- **Request**
In the rows below, change every occurrence of "chart-label" to "graph-label" and reproduce the rows with nothing else altered. Leave the pictures out of your answer.
####################
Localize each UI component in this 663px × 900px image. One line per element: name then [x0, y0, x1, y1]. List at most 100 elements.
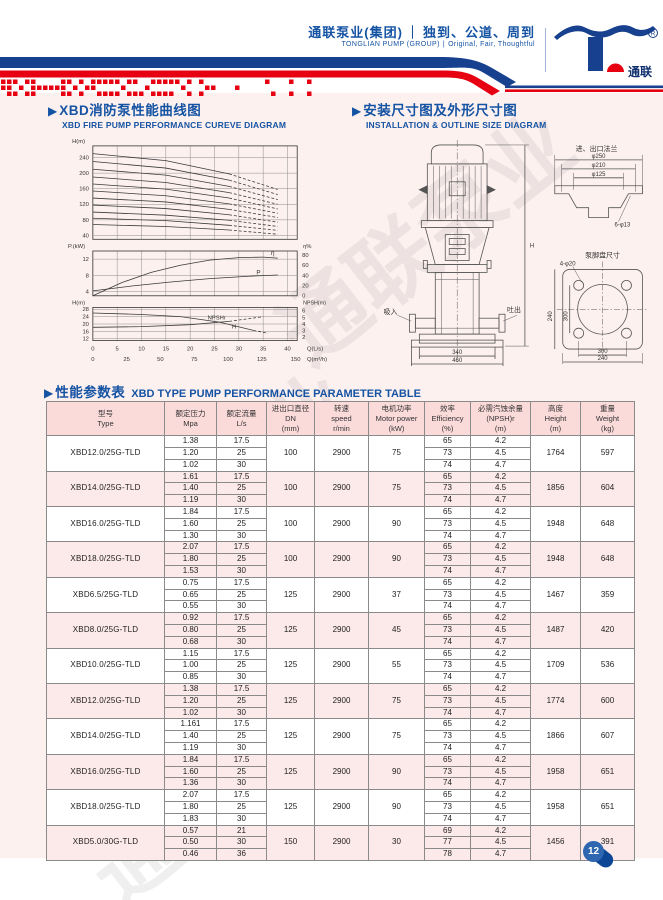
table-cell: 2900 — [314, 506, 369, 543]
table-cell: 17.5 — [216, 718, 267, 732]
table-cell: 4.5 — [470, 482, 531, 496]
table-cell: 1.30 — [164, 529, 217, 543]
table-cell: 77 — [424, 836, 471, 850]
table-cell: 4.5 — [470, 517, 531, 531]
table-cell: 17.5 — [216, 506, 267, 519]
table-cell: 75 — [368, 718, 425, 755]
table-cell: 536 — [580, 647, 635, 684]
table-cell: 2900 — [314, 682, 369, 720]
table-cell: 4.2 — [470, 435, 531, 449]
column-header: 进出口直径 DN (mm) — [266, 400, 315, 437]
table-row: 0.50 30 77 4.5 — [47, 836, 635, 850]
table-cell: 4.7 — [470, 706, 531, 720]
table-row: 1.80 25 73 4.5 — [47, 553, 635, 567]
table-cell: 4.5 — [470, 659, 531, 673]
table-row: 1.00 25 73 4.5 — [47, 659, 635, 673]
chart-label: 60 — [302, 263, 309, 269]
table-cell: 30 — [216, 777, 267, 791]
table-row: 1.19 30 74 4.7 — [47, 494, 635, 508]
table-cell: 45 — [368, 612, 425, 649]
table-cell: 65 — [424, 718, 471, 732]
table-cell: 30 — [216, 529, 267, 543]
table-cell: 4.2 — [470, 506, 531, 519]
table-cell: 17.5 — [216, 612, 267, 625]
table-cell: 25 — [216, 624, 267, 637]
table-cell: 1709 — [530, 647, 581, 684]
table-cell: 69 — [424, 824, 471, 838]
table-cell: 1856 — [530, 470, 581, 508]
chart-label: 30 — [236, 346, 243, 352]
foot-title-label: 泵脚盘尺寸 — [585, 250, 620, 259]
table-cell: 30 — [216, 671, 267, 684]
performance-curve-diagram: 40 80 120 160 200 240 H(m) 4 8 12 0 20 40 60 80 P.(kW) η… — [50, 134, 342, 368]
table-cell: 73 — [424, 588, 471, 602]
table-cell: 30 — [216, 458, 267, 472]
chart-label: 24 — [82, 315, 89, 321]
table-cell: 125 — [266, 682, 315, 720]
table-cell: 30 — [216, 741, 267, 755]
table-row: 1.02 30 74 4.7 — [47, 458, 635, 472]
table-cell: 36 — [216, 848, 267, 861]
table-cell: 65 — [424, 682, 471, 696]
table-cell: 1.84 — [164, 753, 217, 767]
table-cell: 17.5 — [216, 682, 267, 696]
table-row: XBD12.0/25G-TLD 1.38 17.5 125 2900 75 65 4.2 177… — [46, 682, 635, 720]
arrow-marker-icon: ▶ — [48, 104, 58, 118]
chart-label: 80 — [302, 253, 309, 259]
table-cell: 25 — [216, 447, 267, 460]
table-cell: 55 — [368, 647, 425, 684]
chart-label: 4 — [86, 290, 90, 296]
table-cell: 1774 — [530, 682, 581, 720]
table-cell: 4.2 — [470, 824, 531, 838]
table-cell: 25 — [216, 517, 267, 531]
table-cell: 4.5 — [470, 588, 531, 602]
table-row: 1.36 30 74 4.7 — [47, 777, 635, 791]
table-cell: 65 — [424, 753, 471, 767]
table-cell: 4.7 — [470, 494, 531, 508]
####################
- **The result**
Localize each UI component in this 663px × 900px image. One line per element: name then [x0, y0, x1, y1]. List at most 100 elements.
table-cell: 2900 — [314, 506, 369, 543]
table-cell: 17.5 — [216, 718, 267, 732]
table-cell: 4.5 — [470, 482, 531, 496]
table-cell: 1.30 — [164, 529, 217, 543]
table-cell: 77 — [424, 836, 471, 850]
table-cell: 4.5 — [470, 517, 531, 531]
table-cell: 17.5 — [216, 506, 267, 519]
table-cell: 75 — [368, 718, 425, 755]
table-cell: 536 — [580, 647, 635, 684]
table-cell: 2900 — [314, 682, 369, 720]
table-cell: 4.2 — [470, 435, 531, 449]
column-header: 进出口直径 DN (mm) — [266, 400, 315, 437]
table-row: 0.50 30 77 4.5 — [47, 836, 635, 850]
table-cell: 4.7 — [470, 706, 531, 720]
table-row: 1.80 25 73 4.5 — [47, 553, 635, 567]
table-cell: 4.5 — [470, 659, 531, 673]
table-row: 1.00 25 73 4.5 — [47, 659, 635, 673]
graph-label: 60 — [302, 263, 309, 269]
table-cell: 30 — [216, 777, 267, 791]
table-row: 1.19 30 74 4.7 — [47, 494, 635, 508]
table-cell: 45 — [368, 612, 425, 649]
table-cell: 65 — [424, 718, 471, 732]
table-cell: 30 — [216, 529, 267, 543]
table-cell: 4.2 — [470, 506, 531, 519]
table-cell: 17.5 — [216, 612, 267, 625]
table-cell: 25 — [216, 624, 267, 637]
table-cell: 1709 — [530, 647, 581, 684]
table-cell: 69 — [424, 824, 471, 838]
table-cell: 1856 — [530, 470, 581, 508]
graph-label: 30 — [236, 346, 243, 352]
foot-title-label: 泵脚盘尺寸 — [585, 250, 620, 259]
table-cell: 30 — [216, 671, 267, 684]
performance-curve-diagram: 40 80 120 160 200 240 H(m) 4 8 12 0 20 40 60 80 P.(kW) η… — [50, 134, 342, 368]
table-cell: 73 — [424, 588, 471, 602]
table-cell: 30 — [216, 458, 267, 472]
graph-label: 24 — [82, 315, 89, 321]
table-cell: 125 — [266, 682, 315, 720]
table-cell: 30 — [216, 741, 267, 755]
table-row: 1.02 30 74 4.7 — [47, 458, 635, 472]
table-cell: 36 — [216, 848, 267, 861]
table-cell: 65 — [424, 682, 471, 696]
table-cell: 1.84 — [164, 753, 217, 767]
table-cell: 17.5 — [216, 682, 267, 696]
table-row: XBD12.0/25G-TLD 1.38 17.5 125 2900 75 65 4.2 177… — [46, 682, 635, 720]
arrow-marker-icon: ▶ — [48, 104, 58, 118]
graph-label: 80 — [302, 253, 309, 259]
table-cell: 25 — [216, 447, 267, 460]
table-cell: 55 — [368, 647, 425, 684]
graph-label: 4 — [86, 290, 90, 296]
table-cell: 1774 — [530, 682, 581, 720]
table-cell: 4.2 — [470, 824, 531, 838]
table-cell: 25 — [216, 517, 267, 531]
table-cell: 4.5 — [470, 588, 531, 602]
table-row: 1.36 30 74 4.7 — [47, 777, 635, 791]
table-cell: 65 — [424, 753, 471, 767]
table-cell: 4.7 — [470, 494, 531, 508]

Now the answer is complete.